:: WRITTEN TASK ::
From the material, reproduce word for word the lines starting at the one containing "Text: GSM132929: GSM132929: [392, 206, 402, 265]" and ending at the one containing "Text: GSM132921: GSM132921: [167, 206, 177, 265]", with both of those lines included.

(Image layout annotations)
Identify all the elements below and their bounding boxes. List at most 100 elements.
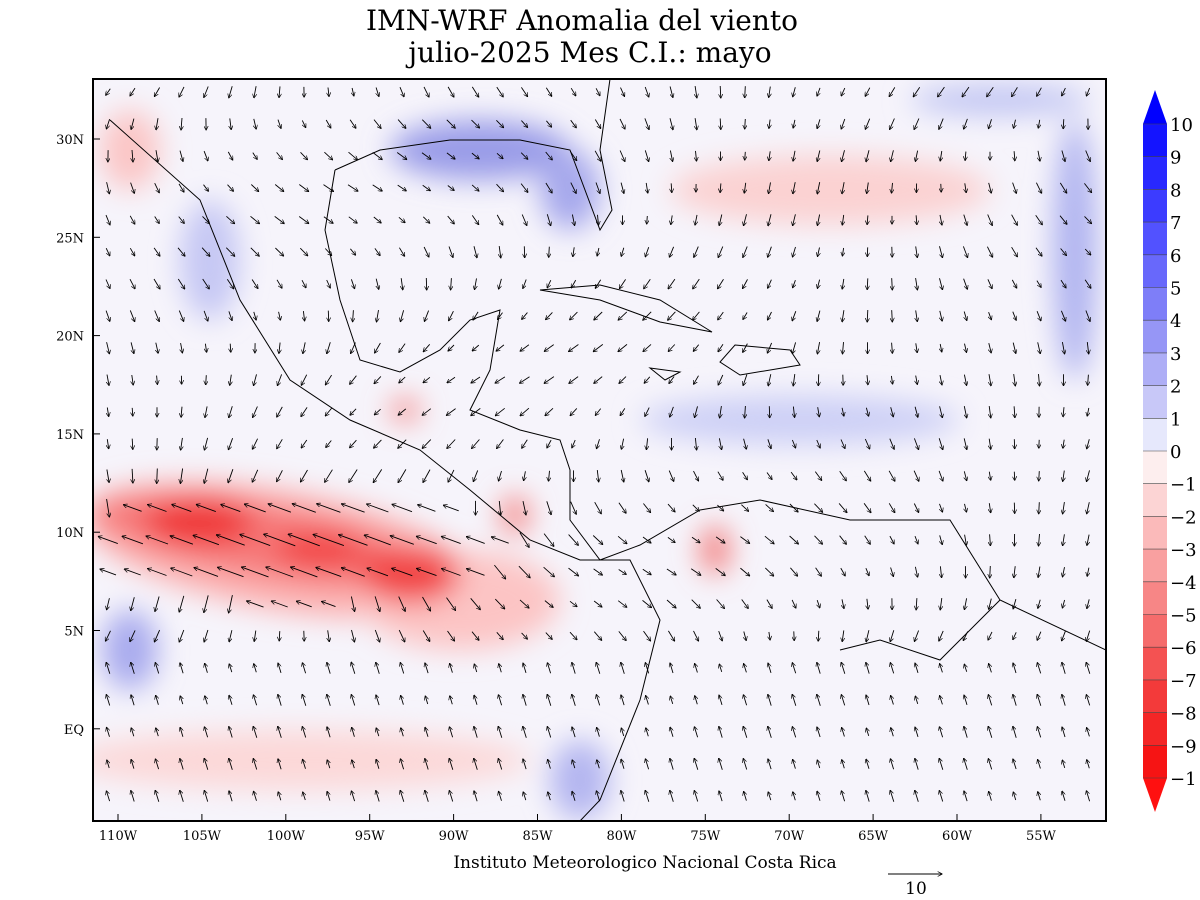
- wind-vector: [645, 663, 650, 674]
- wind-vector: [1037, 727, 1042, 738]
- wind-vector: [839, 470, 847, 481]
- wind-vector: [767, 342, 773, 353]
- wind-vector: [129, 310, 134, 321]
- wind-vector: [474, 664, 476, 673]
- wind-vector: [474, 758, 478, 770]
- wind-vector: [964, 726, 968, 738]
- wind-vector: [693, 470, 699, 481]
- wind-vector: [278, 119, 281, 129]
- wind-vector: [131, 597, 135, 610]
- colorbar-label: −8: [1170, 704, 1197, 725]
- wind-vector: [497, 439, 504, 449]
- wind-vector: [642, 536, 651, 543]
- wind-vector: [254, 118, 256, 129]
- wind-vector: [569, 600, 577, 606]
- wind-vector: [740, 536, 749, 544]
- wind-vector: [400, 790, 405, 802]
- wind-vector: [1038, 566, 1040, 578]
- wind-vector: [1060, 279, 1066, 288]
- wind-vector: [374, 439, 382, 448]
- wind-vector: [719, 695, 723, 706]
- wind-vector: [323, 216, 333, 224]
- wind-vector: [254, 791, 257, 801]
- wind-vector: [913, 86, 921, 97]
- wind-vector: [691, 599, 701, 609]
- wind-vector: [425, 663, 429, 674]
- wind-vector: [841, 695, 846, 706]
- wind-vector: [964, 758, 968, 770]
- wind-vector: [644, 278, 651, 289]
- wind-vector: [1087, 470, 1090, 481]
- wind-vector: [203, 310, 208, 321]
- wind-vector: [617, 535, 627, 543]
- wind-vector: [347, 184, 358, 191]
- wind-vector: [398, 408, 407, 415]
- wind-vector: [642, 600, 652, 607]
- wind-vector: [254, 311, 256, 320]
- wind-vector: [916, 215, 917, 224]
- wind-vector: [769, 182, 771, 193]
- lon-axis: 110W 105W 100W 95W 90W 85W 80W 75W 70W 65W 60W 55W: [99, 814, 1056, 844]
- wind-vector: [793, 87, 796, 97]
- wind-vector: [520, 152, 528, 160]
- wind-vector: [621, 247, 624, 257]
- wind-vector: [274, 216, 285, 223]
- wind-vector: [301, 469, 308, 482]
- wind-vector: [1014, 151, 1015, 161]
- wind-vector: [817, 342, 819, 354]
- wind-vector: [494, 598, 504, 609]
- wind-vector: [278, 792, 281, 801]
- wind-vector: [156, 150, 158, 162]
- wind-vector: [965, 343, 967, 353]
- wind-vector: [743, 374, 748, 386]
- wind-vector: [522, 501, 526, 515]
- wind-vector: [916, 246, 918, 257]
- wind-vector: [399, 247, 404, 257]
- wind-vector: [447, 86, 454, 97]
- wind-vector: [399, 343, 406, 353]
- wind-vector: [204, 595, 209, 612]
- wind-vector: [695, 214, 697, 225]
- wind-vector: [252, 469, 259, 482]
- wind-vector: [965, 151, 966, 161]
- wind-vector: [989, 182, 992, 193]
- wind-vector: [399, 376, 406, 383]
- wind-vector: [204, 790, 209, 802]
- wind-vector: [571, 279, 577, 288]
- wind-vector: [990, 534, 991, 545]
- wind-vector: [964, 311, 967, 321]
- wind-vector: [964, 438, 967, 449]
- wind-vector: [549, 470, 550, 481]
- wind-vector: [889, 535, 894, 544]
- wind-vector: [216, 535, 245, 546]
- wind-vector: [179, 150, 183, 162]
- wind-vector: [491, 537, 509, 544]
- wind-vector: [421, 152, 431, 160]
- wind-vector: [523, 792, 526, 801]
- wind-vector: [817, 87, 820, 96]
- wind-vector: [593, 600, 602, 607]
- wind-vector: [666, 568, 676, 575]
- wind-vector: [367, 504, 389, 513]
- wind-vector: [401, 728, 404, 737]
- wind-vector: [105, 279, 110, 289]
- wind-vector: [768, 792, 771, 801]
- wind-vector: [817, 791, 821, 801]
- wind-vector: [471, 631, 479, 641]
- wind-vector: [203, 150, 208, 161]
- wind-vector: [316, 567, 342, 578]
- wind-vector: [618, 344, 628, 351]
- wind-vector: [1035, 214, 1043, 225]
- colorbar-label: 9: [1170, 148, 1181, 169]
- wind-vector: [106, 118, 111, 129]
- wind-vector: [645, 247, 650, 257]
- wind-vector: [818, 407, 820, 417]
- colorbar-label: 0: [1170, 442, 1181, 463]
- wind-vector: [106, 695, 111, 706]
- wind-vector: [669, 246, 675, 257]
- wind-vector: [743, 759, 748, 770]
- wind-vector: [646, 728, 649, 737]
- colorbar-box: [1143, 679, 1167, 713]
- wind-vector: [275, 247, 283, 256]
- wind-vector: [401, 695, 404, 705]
---
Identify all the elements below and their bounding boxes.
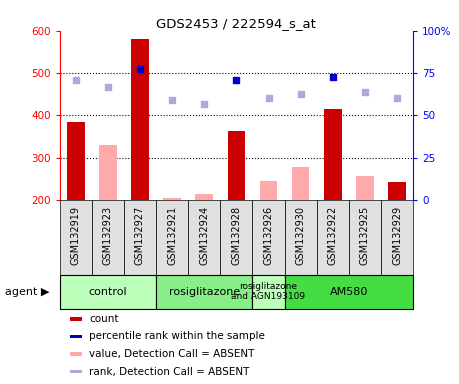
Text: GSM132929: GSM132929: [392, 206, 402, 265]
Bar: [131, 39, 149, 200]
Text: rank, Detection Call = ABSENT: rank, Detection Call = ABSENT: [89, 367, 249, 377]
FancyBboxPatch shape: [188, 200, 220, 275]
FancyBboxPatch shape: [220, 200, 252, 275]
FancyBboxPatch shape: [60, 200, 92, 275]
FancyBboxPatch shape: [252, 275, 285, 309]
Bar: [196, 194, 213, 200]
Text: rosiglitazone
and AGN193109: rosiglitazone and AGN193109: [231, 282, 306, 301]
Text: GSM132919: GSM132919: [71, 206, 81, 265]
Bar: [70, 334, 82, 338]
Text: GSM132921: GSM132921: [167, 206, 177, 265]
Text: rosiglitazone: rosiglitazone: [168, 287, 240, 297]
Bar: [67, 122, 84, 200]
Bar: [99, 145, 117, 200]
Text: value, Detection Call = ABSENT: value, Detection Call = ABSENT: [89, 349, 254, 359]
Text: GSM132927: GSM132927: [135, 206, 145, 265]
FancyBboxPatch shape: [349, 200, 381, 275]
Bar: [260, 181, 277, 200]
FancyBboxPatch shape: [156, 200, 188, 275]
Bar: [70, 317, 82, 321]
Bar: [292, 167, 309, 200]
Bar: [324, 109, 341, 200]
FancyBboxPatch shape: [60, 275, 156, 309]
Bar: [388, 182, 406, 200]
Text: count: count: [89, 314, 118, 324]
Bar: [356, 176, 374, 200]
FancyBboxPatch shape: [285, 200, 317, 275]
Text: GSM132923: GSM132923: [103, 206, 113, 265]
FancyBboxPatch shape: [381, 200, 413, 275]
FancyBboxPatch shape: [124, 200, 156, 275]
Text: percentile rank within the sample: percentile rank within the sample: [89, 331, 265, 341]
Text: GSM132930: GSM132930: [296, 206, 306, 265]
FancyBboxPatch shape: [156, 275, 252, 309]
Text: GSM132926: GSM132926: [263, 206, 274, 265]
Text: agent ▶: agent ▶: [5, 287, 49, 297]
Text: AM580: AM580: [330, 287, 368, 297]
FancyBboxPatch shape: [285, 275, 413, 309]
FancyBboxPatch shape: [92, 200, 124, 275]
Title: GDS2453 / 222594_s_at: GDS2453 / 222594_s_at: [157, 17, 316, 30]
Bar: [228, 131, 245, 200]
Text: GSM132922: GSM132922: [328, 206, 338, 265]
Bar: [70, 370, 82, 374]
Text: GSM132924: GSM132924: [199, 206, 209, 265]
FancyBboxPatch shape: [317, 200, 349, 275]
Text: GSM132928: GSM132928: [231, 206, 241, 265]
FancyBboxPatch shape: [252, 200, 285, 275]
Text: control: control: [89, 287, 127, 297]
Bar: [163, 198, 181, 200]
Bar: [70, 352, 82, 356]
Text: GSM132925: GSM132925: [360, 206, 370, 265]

:: RESPONSE BELOW ::
Text: GSM132929: GSM132929: [392, 206, 402, 265]
Bar: [131, 39, 149, 200]
Text: rank, Detection Call = ABSENT: rank, Detection Call = ABSENT: [89, 367, 249, 377]
FancyBboxPatch shape: [188, 200, 220, 275]
FancyBboxPatch shape: [220, 200, 252, 275]
FancyBboxPatch shape: [60, 200, 92, 275]
FancyBboxPatch shape: [252, 275, 285, 309]
Bar: [196, 194, 213, 200]
Text: rosiglitazone
and AGN193109: rosiglitazone and AGN193109: [231, 282, 306, 301]
Text: GSM132919: GSM132919: [71, 206, 81, 265]
Bar: [70, 334, 82, 338]
Text: GSM132921: GSM132921: [167, 206, 177, 265]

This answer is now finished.